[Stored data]
--- START ---
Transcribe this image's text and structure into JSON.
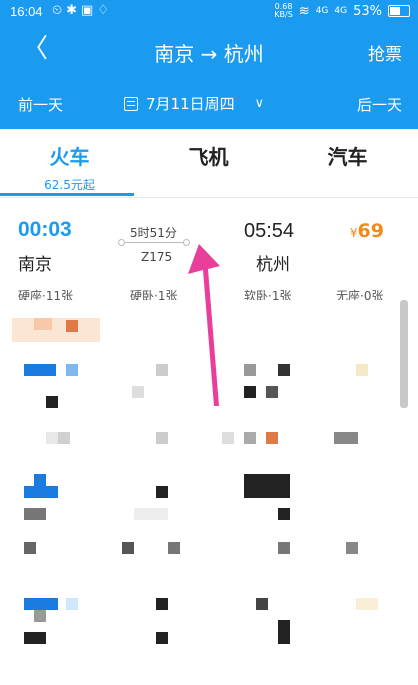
{
  "status_bar": {
    "time": "16:04",
    "net_speed_top": "0.68",
    "net_speed_bottom": "KB/S",
    "signal1": "4G",
    "signal2": "4G",
    "battery": "53%"
  },
  "nav": {
    "back_glyph": "〈",
    "route": "南京 → 杭州",
    "right_action": "抢票"
  },
  "date_bar": {
    "prev": "前一天",
    "date": "7月11日周四",
    "chevron": "∨",
    "next": "后一天"
  },
  "tabs": [
    {
      "label": "火车",
      "sub": "62.5元起",
      "active": true
    },
    {
      "label": "飞机",
      "sub": ""
    },
    {
      "label": "汽车",
      "sub": ""
    }
  ],
  "train": {
    "depart_time": "00:03",
    "depart_station": "南京",
    "duration": "5时51分",
    "train_no": "Z175",
    "arrive_time": "05:54",
    "arrive_station": "杭州",
    "price_symbol": "¥",
    "price": "69",
    "seats": [
      "硬座·11张",
      "硬卧·1张",
      "软卧·1张",
      "无座·0张"
    ]
  },
  "colors": {
    "primary": "#1a9bf0",
    "price": "#f08b1b",
    "annotation": "#e8409a"
  },
  "icons": [
    "back-icon",
    "calendar-icon",
    "chevron-down-icon",
    "battery-icon",
    "wifi-icon"
  ]
}
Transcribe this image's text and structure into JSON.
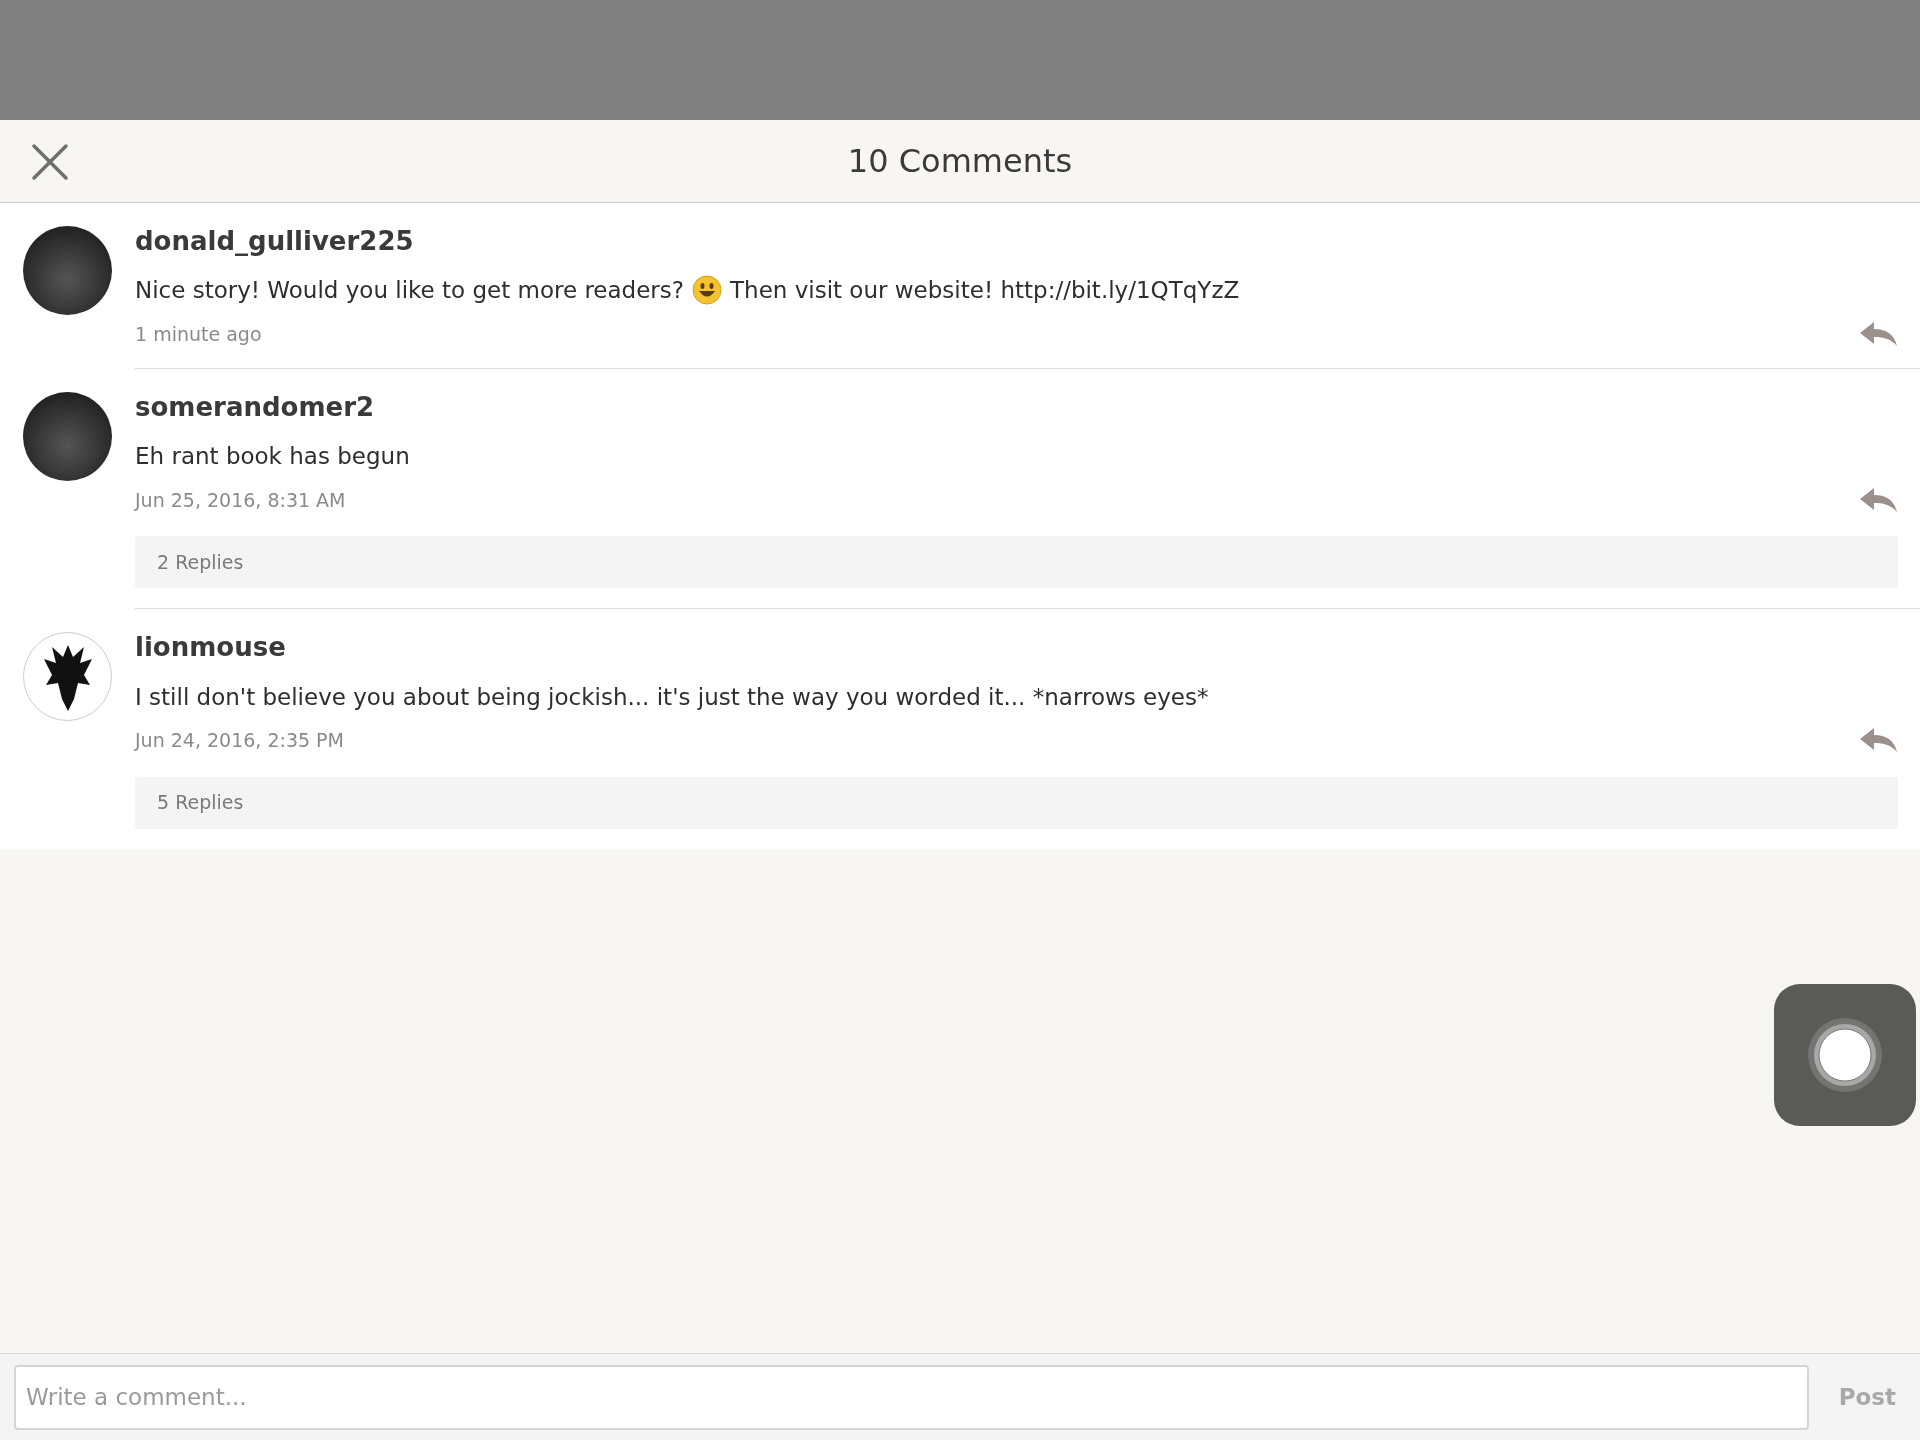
{
  "header": {
    "title": "10 Comments"
  },
  "comments": [
    {
      "username": "donald_gulliver225",
      "kind": "photo",
      "text_before": "Nice story! Would you like to get more readers?",
      "emoji": true,
      "text_after": "Then visit our website! http://bit.ly/1QTqYzZ",
      "time": "1 minute ago"
    },
    {
      "username": "somerandomer2",
      "kind": "photo",
      "text_before": "Eh rant book has begun",
      "time": "Jun 25, 2016, 8:31 AM",
      "replies": "2 Replies"
    },
    {
      "username": "lionmouse",
      "kind": "emblem",
      "text_before": "I still don't believe you about being jockish... it's just the way you worded it... *narrows eyes*",
      "time": "Jun 24, 2016, 2:35 PM",
      "replies": "5 Replies"
    }
  ],
  "composer": {
    "placeholder": "Write a comment...",
    "post": "Post",
    "post_disabled": true
  }
}
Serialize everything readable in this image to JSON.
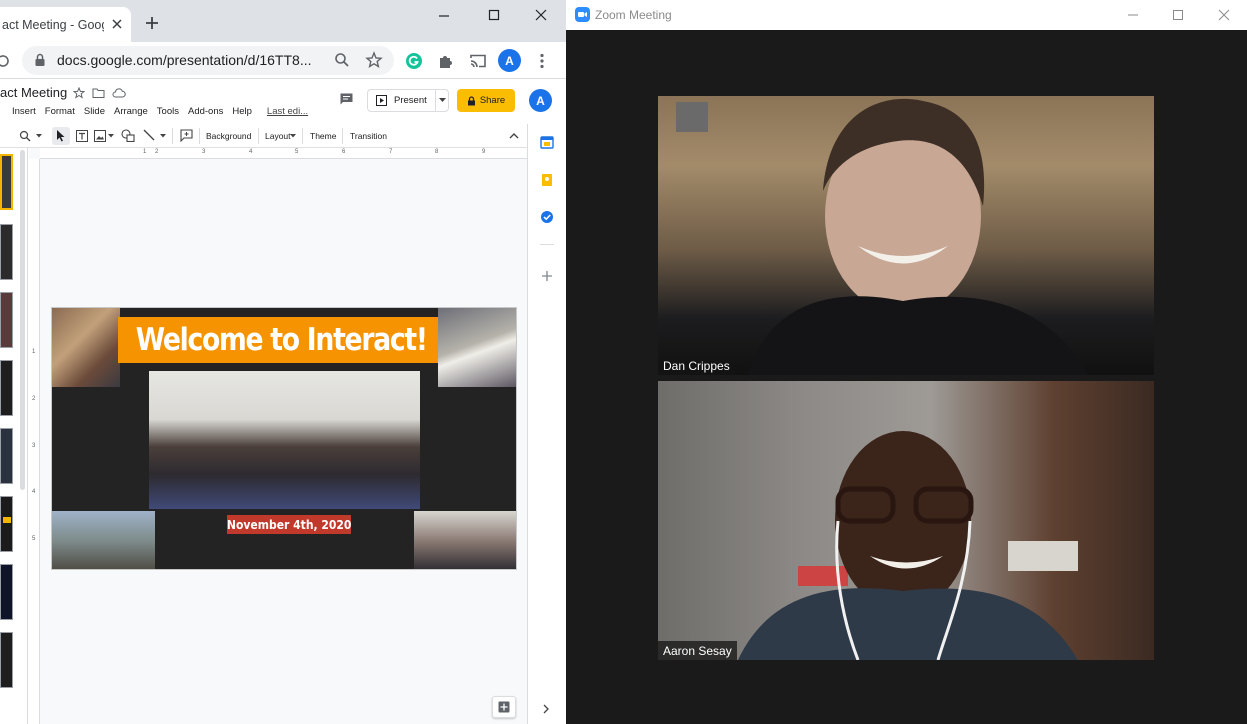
--- END ---
* [OBJECTIVE] Skip the pictures, then retype every line above exactly.

* [TASK RESULT]
Transcribe this image's text and structure into JSON.
{
  "status_bar": {
    "time": "16:04",
    "net_speed_top": "0.68",
    "net_speed_bottom": "KB/S",
    "signal1": "4G",
    "signal2": "4G",
    "battery": "53%"
  },
  "nav": {
    "back_glyph": "〈",
    "route": "南京 → 杭州",
    "right_action": "抢票"
  },
  "date_bar": {
    "prev": "前一天",
    "date": "7月11日周四",
    "chevron": "∨",
    "next": "后一天"
  },
  "tabs": [
    {
      "label": "火车",
      "sub": "62.5元起",
      "active": true
    },
    {
      "label": "飞机",
      "sub": ""
    },
    {
      "label": "汽车",
      "sub": ""
    }
  ],
  "train": {
    "depart_time": "00:03",
    "depart_station": "南京",
    "duration": "5时51分",
    "train_no": "Z175",
    "arrive_time": "05:54",
    "arrive_station": "杭州",
    "price_symbol": "¥",
    "price": "69",
    "seats": [
      "硬座·11张",
      "硬卧·1张",
      "软卧·1张",
      "无座·0张"
    ]
  },
  "colors": {
    "primary": "#1a9bf0",
    "price": "#f08b1b",
    "annotation": "#e8409a"
  },
  "icons": [
    "back-icon",
    "calendar-icon",
    "chevron-down-icon",
    "battery-icon",
    "wifi-icon"
  ]
}
Transcribe this image's text and structure into JSON.
{
  "header": {
    "title": "10 Comments"
  },
  "comments": [
    {
      "username": "donald_gulliver225",
      "kind": "photo",
      "text_before": "Nice story! Would you like to get more readers?",
      "emoji": true,
      "text_after": "Then visit our website! http://bit.ly/1QTqYzZ",
      "time": "1 minute ago"
    },
    {
      "username": "somerandomer2",
      "kind": "photo",
      "text_before": "Eh rant book has begun",
      "time": "Jun 25, 2016, 8:31 AM",
      "replies": "2 Replies"
    },
    {
      "username": "lionmouse",
      "kind": "emblem",
      "text_before": "I still don't believe you about being jockish... it's just the way you worded it... *narrows eyes*",
      "time": "Jun 24, 2016, 2:35 PM",
      "replies": "5 Replies"
    }
  ],
  "composer": {
    "placeholder": "Write a comment...",
    "post": "Post",
    "post_disabled": true
  }
}
Serialize everything readable in this image to JSON.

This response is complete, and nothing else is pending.